GOAL OF THE EXERCISE: Leave out the pictures and copy everything else below exactly.

— START OF ITEMS —

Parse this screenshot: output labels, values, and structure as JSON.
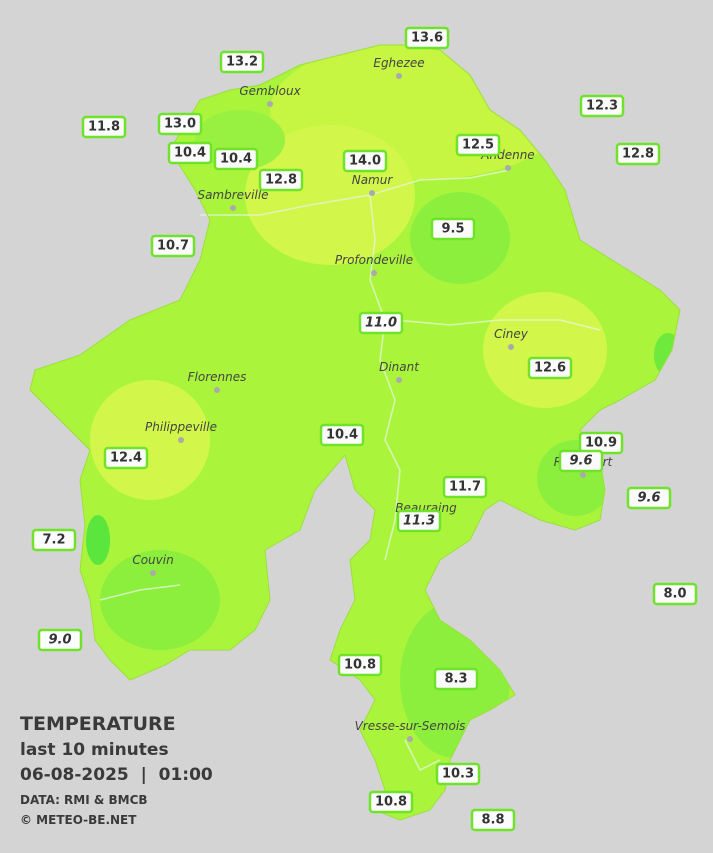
{
  "stations": [
    "13.6",
    "13.2",
    "12.3",
    "11.8",
    "13.0",
    "10.4",
    "10.4",
    "12.5",
    "12.8",
    "14.0",
    "12.8",
    "9.5",
    "10.7",
    "11.0",
    "12.6",
    "10.4",
    "10.9",
    "12.4",
    "9.6",
    "11.7",
    "9.6",
    "11.3",
    "7.2",
    "8.0",
    "9.0",
    "10.8",
    "8.3",
    "10.3",
    "10.8",
    "8.8"
  ],
  "cities": [
    "Eghezee",
    "Gembloux",
    "Andenne",
    "Namur",
    "Sambreville",
    "Profondeville",
    "Ciney",
    "Dinant",
    "Florennes",
    "Philippeville",
    "Rochefort",
    "Beauraing",
    "Couvin",
    "Vresse-sur-Semois"
  ],
  "legend": {
    "title": "TEMPERATURE",
    "period": "last 10 minutes",
    "datetime": "06-08-2025  |  01:00",
    "source": "DATA: RMI & BMCB",
    "copyright": "© METEO-BE.NET"
  }
}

— END OF ITEMS —

REPLY TO THE TASK:
Parse this screenshot: output labels, values, and structure as JSON.
{
  "stations": [
    "13.6",
    "13.2",
    "12.3",
    "11.8",
    "13.0",
    "10.4",
    "10.4",
    "12.5",
    "12.8",
    "14.0",
    "12.8",
    "9.5",
    "10.7",
    "11.0",
    "12.6",
    "10.4",
    "10.9",
    "12.4",
    "9.6",
    "11.7",
    "9.6",
    "11.3",
    "7.2",
    "8.0",
    "9.0",
    "10.8",
    "8.3",
    "10.3",
    "10.8",
    "8.8"
  ],
  "cities": [
    "Eghezee",
    "Gembloux",
    "Andenne",
    "Namur",
    "Sambreville",
    "Profondeville",
    "Ciney",
    "Dinant",
    "Florennes",
    "Philippeville",
    "Rochefort",
    "Beauraing",
    "Couvin",
    "Vresse-sur-Semois"
  ],
  "legend": {
    "title": "TEMPERATURE",
    "period": "last 10 minutes",
    "datetime": "06-08-2025  |  01:00",
    "source": "DATA: RMI & BMCB",
    "copyright": "© METEO-BE.NET"
  }
}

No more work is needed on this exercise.